TEXT SECTION
-------------------------

Brain metastases of unknown primaries (BMUPs) are frequently underestimated. A two-to-three months window is usually accepted for detecting the primary origin, because the initial workup is occasionally delayed by attention to the brain tumor [14]. The management of BMUPs patients requires the resection of an accessible single brain metastasis to reach a histopathological diagnosis. Inaccessible tumors need a stereotactic biopsy, and if < 3 cm, they are treated with stereotactic radiosurgery (SRS). Whole brain radiotherapy (WBRT) is either an adjuvant therapy in these two categories or is the primary treatment option if the previous two conditions are not met [15]. A potentially unneeded craniotomy may be avoided when a ‘‘non-surgical" tumor type is diagnosed.

-------------------------

DATA TO EXAMINE
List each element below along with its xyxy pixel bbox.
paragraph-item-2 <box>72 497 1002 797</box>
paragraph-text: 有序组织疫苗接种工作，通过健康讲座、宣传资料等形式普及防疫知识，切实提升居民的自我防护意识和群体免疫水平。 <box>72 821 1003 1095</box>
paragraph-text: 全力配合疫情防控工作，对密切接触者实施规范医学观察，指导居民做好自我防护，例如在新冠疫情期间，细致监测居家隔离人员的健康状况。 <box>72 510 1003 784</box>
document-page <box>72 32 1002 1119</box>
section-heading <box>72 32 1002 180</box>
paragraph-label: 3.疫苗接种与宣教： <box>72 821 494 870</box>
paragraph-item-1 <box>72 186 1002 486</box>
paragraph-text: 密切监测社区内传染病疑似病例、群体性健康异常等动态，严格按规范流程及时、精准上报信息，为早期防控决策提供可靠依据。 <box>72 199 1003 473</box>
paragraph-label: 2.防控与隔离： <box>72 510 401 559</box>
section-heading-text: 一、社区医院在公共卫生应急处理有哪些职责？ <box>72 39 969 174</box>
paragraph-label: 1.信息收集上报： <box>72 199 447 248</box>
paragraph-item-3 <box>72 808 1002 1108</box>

-------------------------

USING THE INFORMATION
• 1. Using the text on brain metastases of unknown primaries, answer each question:
(a) What window is usually accepted for detecting the primary origin?
(b) Inaccessible tumors smaller than 3 cm are treated with what?
(c) What may be avoided when a "non-surgical" tumor type is diagnosed?
• 2. List every abbreviation that the text on brain metastases of unknown primaries defines, along with its full form.

ANSWERS FOR THE EXERCISE
• 1.
(a) Two to three months
(b) Stereotactic radiosurgery (SRS)
(c) A potentially unneeded craniotomy

• 2.
BMUPs: brain metastases of unknown primaries
SRS: stereotactic radiosurgery
WBRT: whole brain radiotherapy